TASK GOAL:
Identify each line in the records below that contains the word "ciuitatem", and copy it.

INPUT MATERIAL:
---------------

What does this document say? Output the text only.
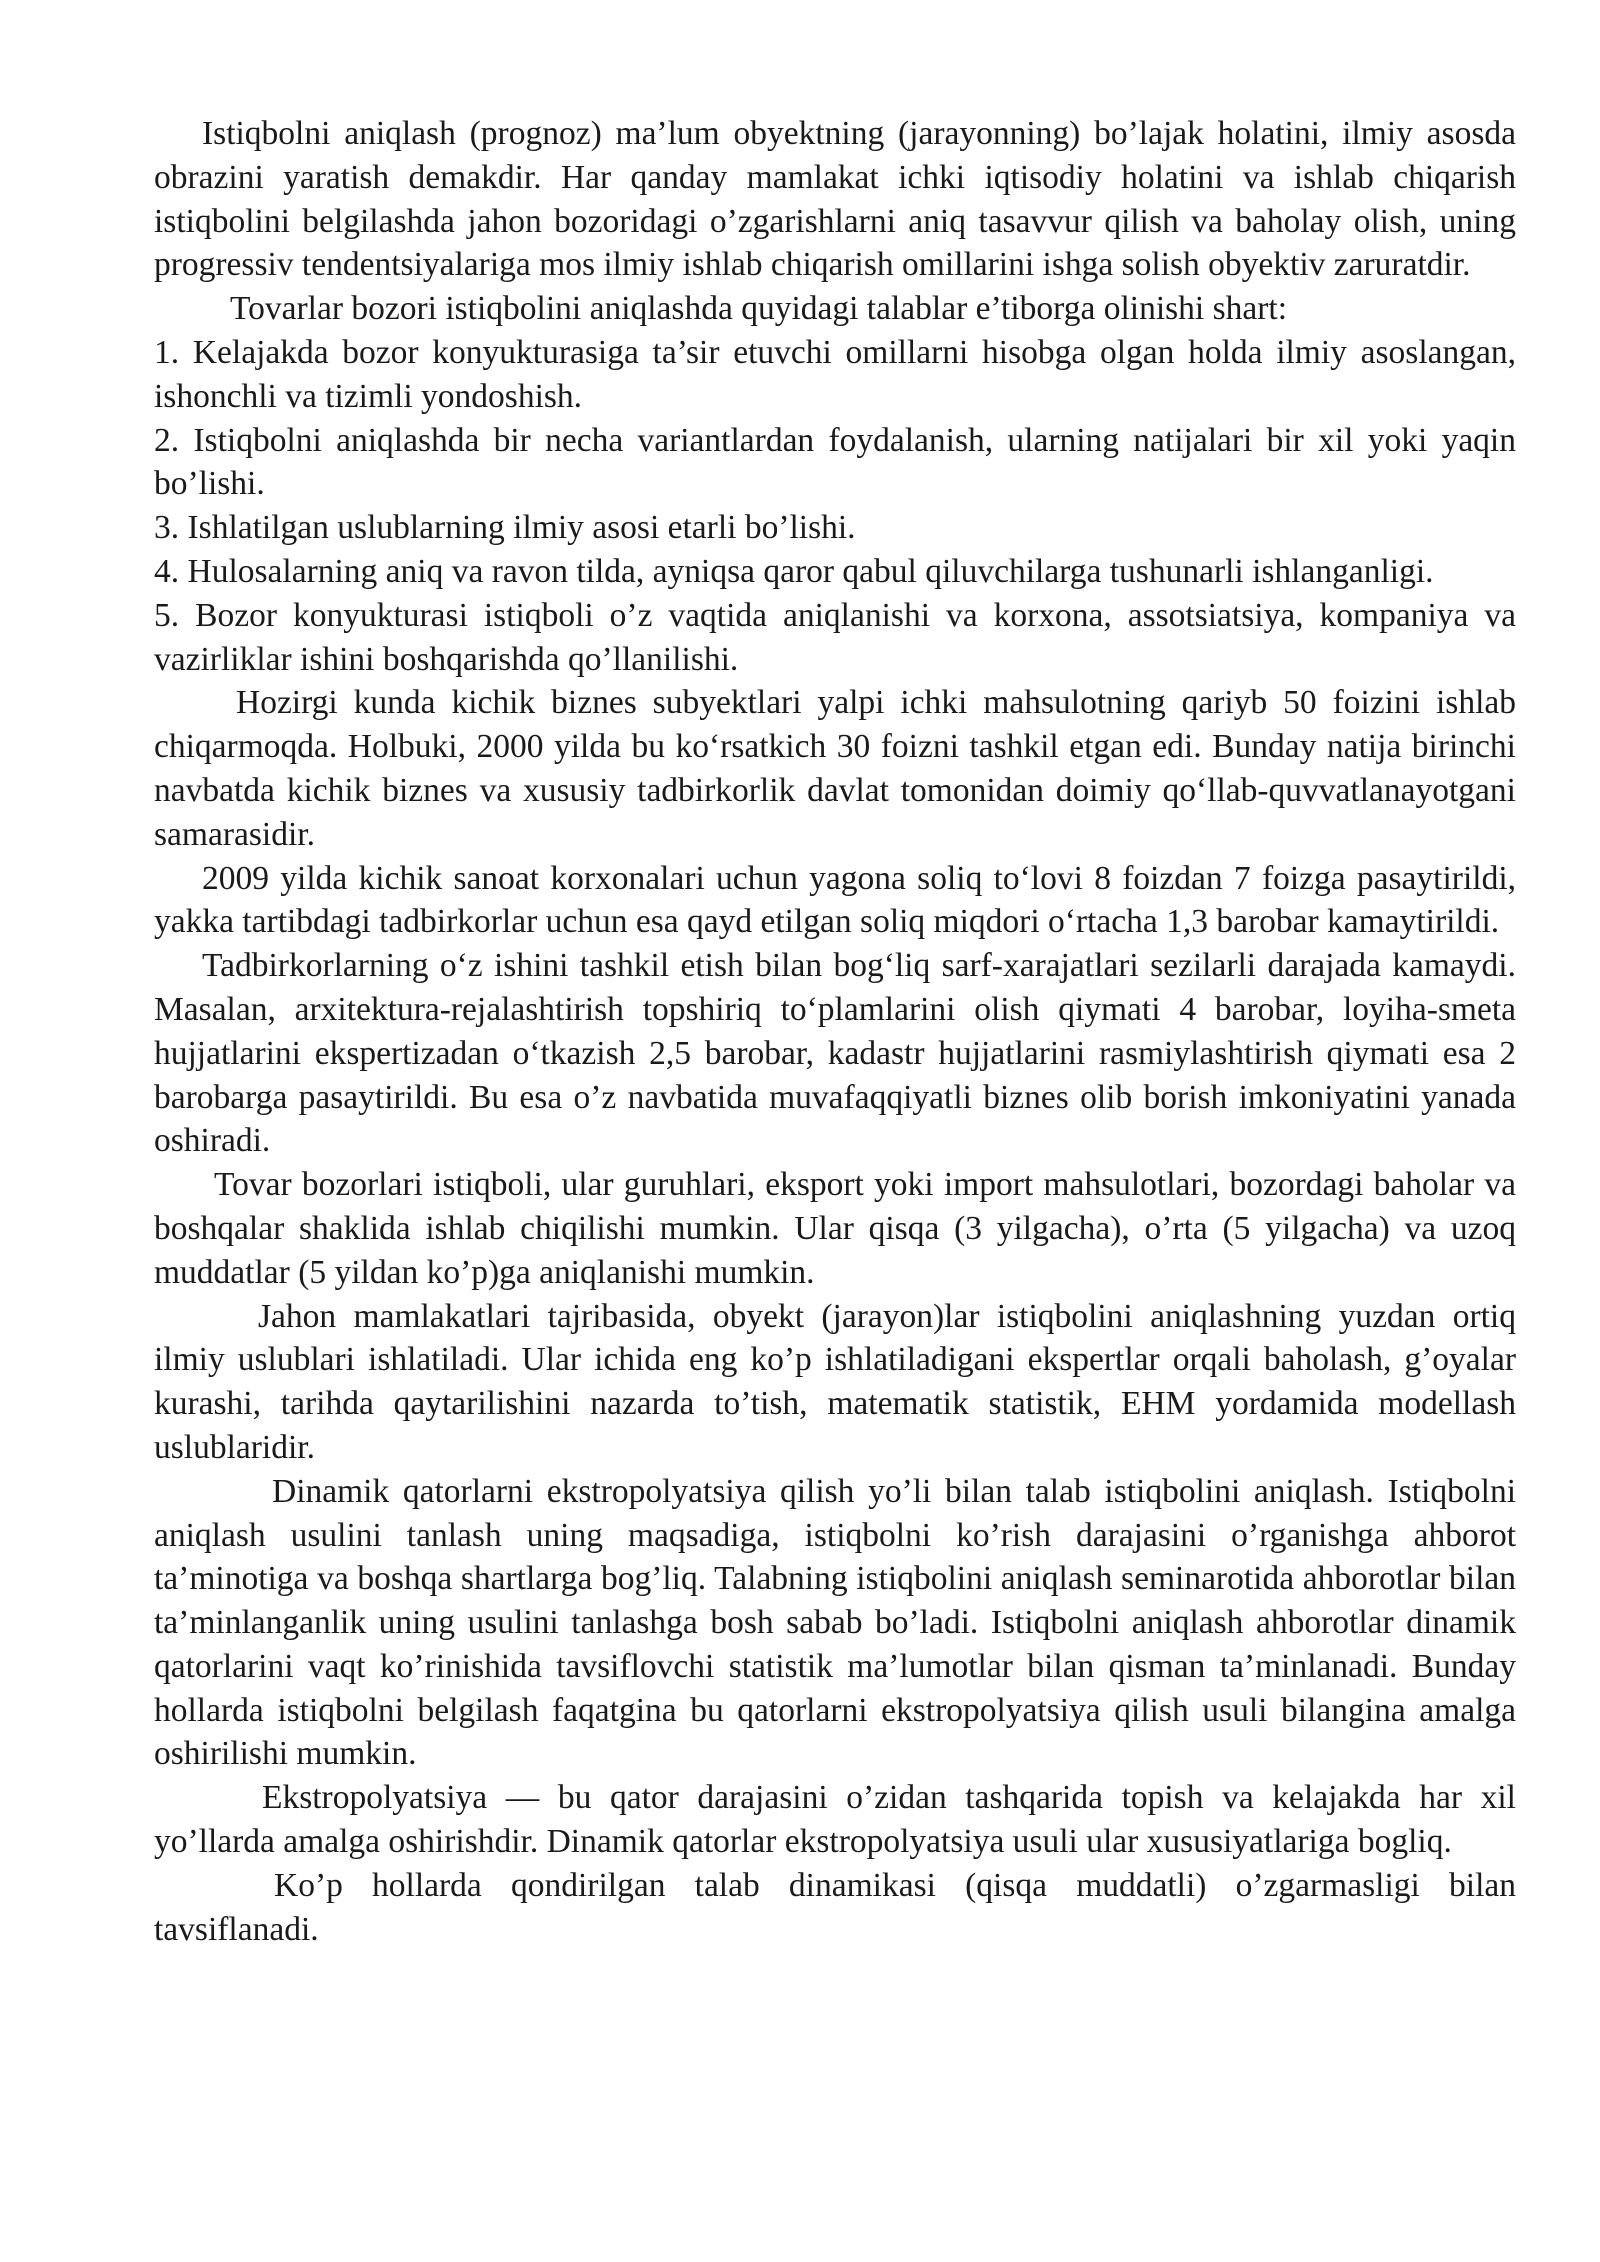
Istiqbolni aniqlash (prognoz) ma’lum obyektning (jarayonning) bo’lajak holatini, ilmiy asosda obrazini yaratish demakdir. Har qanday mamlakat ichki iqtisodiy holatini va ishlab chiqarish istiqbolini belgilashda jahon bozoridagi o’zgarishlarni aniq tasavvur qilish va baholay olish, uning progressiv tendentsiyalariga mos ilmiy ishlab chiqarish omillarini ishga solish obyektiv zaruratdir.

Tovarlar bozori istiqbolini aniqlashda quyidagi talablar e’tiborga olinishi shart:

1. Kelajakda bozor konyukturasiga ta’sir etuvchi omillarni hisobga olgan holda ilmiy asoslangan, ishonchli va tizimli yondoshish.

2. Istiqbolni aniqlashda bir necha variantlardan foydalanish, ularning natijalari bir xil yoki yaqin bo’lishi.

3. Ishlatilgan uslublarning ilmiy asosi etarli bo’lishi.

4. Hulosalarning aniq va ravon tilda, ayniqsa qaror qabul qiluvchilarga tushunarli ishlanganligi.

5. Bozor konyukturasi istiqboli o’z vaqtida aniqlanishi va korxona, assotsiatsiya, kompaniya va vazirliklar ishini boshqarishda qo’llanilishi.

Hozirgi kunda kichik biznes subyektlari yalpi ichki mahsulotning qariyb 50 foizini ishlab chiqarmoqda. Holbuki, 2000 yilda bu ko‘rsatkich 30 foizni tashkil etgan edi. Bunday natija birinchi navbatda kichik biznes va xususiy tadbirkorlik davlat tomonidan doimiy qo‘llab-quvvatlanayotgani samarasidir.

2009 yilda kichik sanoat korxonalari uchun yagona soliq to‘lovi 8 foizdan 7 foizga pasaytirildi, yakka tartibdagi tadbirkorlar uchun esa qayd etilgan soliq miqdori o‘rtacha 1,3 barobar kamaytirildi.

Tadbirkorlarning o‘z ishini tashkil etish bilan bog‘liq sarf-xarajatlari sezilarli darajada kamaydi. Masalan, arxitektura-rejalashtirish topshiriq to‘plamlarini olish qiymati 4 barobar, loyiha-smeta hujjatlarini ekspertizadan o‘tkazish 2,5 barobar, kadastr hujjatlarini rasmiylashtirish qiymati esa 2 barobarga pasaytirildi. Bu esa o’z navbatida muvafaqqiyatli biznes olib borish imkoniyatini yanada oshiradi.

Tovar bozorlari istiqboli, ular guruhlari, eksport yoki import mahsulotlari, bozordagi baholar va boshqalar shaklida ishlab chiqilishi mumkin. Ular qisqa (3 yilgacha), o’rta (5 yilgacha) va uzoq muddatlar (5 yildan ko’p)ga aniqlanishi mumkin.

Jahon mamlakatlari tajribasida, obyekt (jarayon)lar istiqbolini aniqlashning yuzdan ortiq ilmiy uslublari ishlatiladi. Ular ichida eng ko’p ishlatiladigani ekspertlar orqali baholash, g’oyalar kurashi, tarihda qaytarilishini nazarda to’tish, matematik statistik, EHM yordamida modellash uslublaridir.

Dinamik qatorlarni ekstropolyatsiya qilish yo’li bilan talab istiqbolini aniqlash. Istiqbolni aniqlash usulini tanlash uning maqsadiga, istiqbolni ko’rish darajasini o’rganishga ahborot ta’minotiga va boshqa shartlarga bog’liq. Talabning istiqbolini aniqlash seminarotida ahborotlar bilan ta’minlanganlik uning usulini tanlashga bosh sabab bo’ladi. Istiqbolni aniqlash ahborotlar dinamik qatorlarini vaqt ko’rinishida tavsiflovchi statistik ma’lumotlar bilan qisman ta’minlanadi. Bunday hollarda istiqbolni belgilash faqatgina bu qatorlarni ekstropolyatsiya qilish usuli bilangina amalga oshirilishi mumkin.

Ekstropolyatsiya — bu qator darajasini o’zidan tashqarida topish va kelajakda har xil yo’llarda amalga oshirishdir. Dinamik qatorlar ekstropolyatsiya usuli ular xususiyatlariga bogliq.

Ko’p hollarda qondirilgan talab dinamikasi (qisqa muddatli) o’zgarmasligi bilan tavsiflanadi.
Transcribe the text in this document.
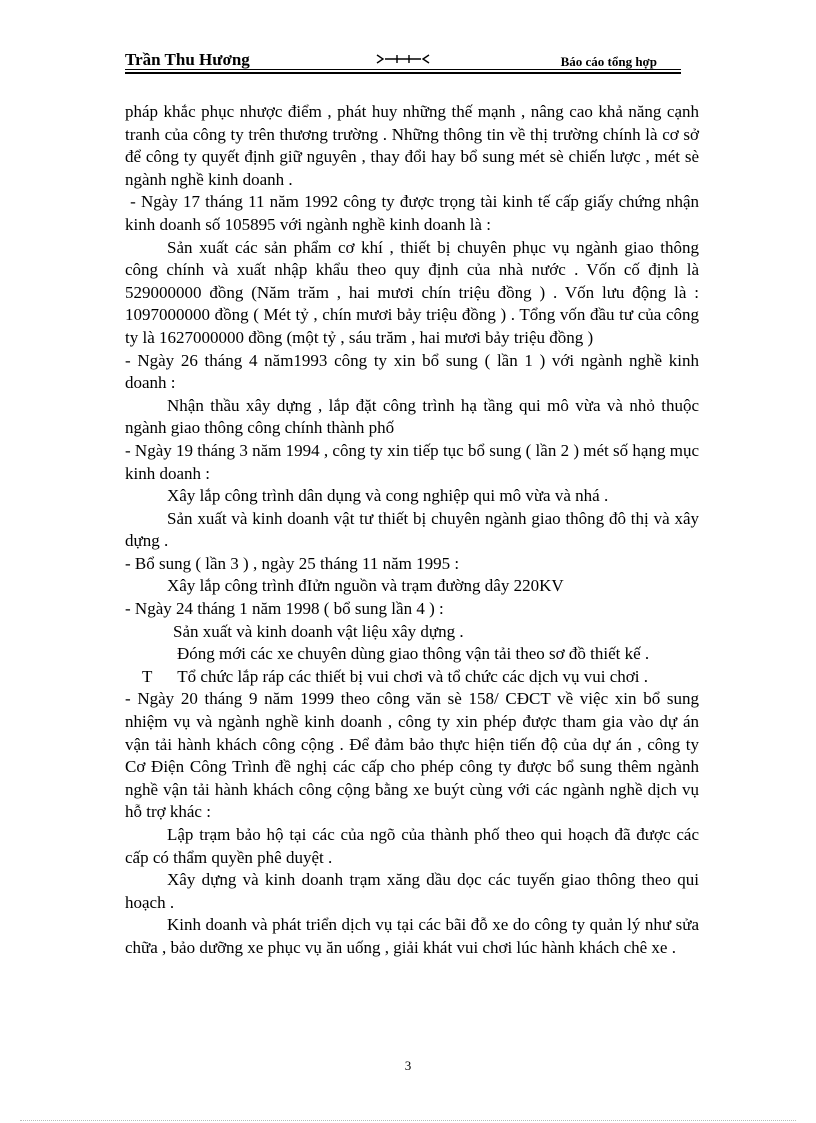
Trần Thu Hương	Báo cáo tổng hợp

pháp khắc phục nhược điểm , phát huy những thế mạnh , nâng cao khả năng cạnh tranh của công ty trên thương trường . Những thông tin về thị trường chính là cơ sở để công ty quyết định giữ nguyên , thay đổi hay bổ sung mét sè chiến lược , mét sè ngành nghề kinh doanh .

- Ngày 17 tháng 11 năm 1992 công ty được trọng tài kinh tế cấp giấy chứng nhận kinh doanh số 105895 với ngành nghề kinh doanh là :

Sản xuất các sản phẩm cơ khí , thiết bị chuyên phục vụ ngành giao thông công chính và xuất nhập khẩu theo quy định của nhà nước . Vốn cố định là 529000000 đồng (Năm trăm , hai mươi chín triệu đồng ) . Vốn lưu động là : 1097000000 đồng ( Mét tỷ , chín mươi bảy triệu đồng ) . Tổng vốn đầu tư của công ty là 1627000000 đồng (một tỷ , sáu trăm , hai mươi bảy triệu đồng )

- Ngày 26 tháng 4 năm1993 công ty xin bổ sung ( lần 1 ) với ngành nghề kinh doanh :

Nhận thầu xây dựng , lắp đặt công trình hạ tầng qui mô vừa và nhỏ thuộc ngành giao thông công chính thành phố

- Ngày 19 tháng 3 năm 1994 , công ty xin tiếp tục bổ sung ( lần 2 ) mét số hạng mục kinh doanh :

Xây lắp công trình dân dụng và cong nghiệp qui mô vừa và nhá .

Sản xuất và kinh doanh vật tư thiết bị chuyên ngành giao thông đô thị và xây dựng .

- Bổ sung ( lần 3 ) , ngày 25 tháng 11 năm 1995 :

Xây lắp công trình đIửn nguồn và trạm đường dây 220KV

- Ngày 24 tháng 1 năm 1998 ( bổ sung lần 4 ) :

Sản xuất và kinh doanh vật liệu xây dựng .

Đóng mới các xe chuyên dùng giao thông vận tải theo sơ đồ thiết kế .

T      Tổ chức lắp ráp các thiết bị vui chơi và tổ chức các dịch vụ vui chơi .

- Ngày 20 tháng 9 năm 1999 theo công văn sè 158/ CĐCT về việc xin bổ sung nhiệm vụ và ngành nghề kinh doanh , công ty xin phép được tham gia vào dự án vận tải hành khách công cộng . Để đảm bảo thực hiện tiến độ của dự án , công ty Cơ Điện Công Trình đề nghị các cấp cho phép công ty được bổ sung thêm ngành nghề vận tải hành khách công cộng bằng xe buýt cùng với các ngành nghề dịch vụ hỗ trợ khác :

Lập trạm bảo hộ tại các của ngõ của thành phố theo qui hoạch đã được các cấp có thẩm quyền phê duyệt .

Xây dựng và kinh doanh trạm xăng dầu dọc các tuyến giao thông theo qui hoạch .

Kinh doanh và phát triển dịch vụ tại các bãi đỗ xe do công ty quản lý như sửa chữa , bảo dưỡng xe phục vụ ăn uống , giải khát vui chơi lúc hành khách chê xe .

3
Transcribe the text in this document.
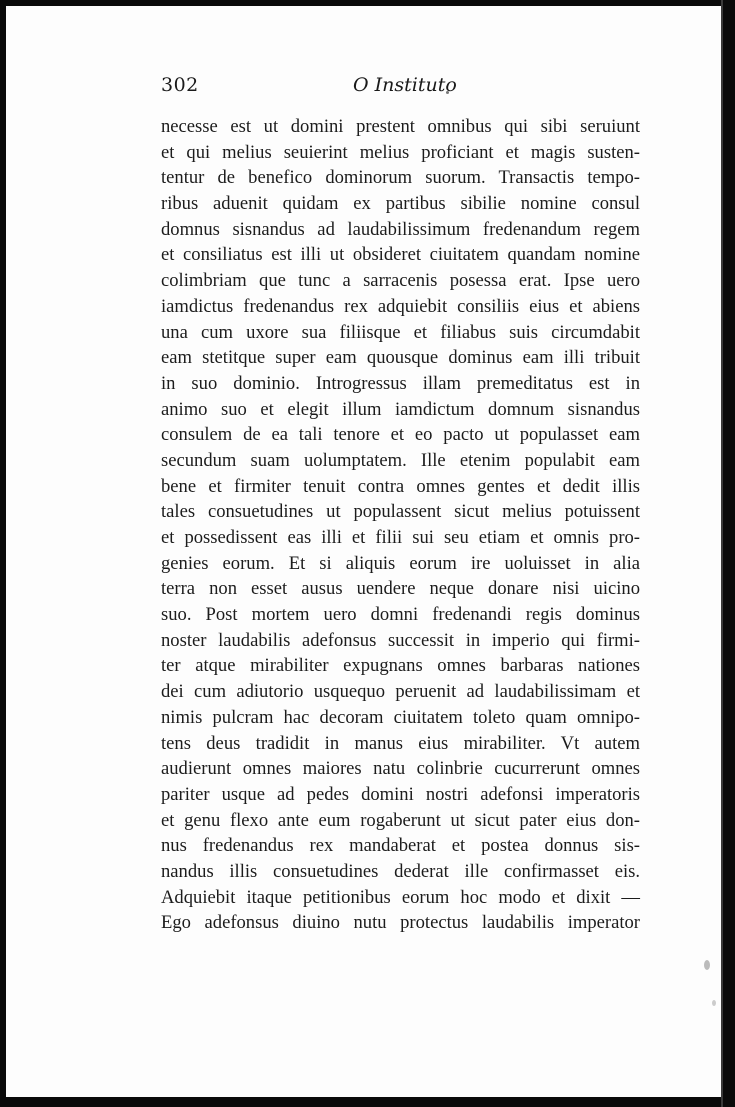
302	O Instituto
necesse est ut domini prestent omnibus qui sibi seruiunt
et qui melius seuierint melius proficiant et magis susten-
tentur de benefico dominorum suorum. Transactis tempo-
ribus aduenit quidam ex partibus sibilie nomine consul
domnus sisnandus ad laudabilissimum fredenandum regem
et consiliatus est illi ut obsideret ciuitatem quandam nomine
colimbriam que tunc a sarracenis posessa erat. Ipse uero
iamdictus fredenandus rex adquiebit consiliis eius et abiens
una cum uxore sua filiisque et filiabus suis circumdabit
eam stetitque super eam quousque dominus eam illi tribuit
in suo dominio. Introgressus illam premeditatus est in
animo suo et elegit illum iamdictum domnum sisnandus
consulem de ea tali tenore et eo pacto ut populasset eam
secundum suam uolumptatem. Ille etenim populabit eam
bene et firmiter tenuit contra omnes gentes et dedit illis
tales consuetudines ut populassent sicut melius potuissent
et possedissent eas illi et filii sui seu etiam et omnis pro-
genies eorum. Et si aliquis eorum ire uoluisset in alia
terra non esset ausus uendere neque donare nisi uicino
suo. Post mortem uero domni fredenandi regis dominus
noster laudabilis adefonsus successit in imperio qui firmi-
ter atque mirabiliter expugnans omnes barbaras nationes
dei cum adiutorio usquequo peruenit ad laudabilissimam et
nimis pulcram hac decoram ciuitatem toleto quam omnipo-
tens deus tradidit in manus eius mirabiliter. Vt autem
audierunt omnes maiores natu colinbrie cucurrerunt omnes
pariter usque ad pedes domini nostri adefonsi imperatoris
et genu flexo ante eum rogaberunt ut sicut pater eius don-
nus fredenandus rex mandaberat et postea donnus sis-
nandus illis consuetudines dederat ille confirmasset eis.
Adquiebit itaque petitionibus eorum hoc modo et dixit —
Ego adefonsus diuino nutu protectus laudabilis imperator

---------------

SOLUTION FOR THIS PROBLEM:
et consiliatus est illi ut obsideret ciuitatem quandam nomine
nimis pulcram hac decoram ciuitatem toleto quam omnipo-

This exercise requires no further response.